_TASK_
Extract the lines that carry the string "مضاف" from the listing.
START
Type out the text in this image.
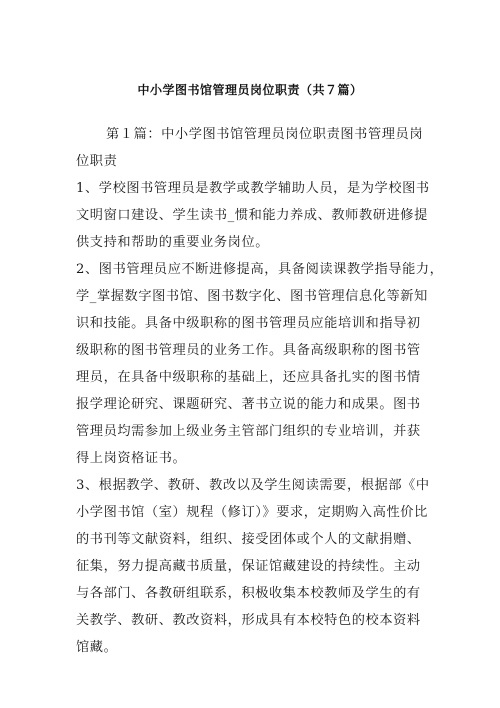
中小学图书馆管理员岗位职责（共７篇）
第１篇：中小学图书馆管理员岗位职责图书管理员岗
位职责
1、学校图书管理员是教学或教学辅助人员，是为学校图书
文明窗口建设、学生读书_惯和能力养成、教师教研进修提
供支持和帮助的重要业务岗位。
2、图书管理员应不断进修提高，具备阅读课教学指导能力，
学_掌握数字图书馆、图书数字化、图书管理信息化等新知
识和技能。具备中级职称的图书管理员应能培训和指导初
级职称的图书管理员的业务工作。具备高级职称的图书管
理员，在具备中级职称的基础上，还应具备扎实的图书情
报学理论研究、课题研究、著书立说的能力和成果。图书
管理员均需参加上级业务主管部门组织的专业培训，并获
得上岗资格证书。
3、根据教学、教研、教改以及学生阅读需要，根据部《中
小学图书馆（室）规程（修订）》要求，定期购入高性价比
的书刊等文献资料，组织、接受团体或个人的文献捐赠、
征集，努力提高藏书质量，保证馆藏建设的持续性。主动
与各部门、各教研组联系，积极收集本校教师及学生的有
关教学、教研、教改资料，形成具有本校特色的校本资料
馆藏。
END
START
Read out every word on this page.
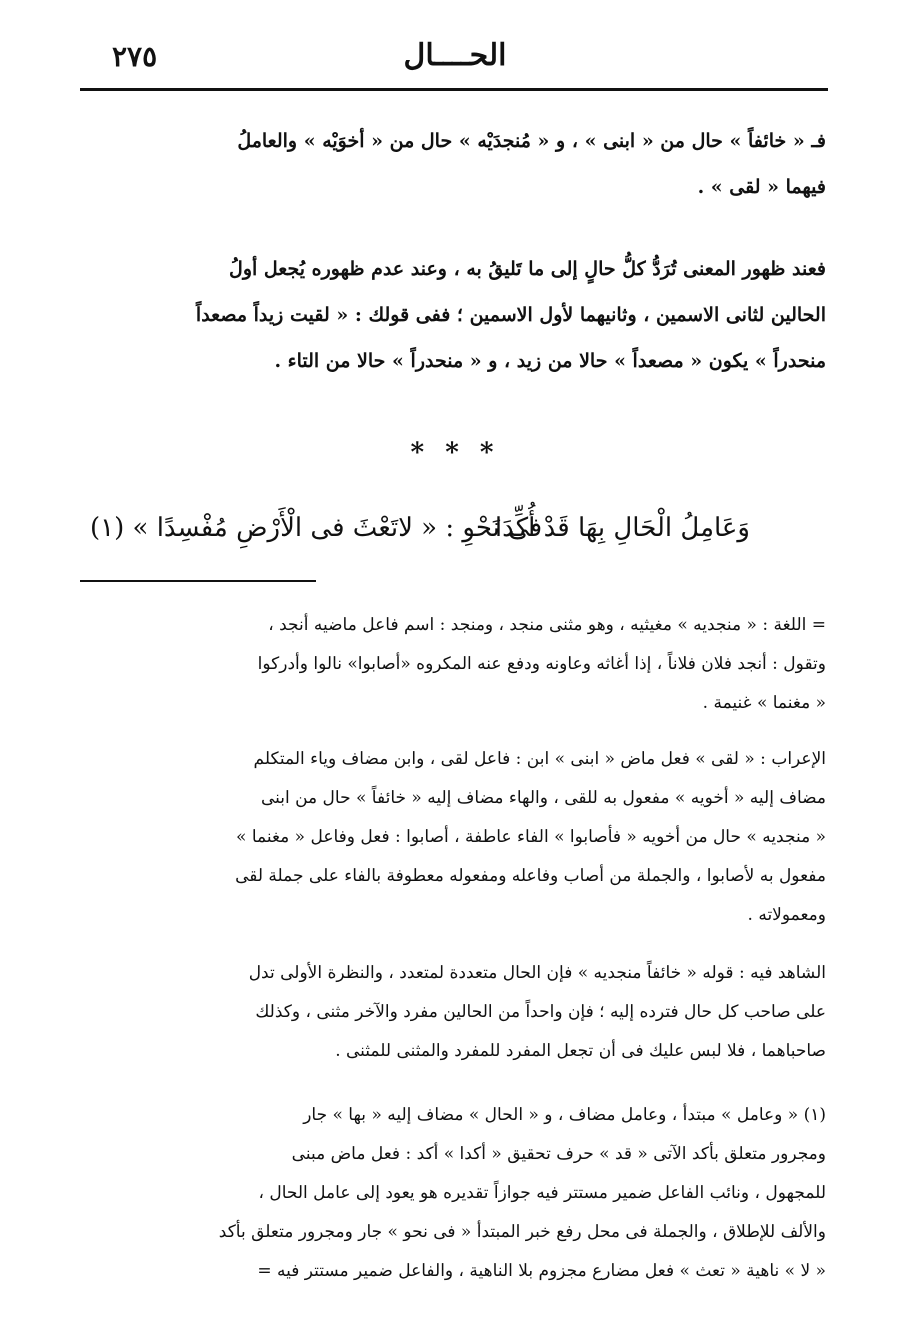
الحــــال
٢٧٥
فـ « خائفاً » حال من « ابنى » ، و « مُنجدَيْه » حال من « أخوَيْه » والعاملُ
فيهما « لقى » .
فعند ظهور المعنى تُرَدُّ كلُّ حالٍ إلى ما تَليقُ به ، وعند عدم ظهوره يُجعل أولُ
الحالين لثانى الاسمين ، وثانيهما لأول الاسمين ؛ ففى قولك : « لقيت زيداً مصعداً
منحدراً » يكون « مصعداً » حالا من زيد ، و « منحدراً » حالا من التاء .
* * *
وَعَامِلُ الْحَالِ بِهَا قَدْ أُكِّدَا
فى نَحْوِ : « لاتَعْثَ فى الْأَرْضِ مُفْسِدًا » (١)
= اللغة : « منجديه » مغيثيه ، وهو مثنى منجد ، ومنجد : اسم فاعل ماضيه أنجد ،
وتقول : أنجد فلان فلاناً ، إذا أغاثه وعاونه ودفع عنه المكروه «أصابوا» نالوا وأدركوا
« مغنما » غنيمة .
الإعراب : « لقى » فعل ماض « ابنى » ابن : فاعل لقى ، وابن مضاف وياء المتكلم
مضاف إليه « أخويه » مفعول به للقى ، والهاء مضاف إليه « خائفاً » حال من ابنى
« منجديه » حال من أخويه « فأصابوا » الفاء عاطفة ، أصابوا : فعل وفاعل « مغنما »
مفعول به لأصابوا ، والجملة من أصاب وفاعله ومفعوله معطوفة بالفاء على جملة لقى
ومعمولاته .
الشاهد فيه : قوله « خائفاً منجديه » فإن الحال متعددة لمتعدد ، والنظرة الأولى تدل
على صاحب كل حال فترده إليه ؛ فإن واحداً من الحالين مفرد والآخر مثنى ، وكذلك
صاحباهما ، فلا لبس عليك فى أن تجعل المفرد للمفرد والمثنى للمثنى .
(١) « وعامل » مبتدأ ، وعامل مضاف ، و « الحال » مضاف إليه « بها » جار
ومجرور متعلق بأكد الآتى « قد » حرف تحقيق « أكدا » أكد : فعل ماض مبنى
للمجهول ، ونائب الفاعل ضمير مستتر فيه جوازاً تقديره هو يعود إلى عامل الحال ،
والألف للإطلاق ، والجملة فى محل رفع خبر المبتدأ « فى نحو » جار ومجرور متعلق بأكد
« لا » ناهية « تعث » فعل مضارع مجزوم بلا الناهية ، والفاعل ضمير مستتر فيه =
END
_FINISHED ANSWER_
الإعراب : « لقى » فعل ماض « ابنى » ابن : فاعل لقى ، وابن مضاف وياء المتكلم
مضاف إليه « أخويه » مفعول به للقى ، والهاء مضاف إليه « خائفاً » حال من ابنى
(١) « وعامل » مبتدأ ، وعامل مضاف ، و « الحال » مضاف إليه « بها » جار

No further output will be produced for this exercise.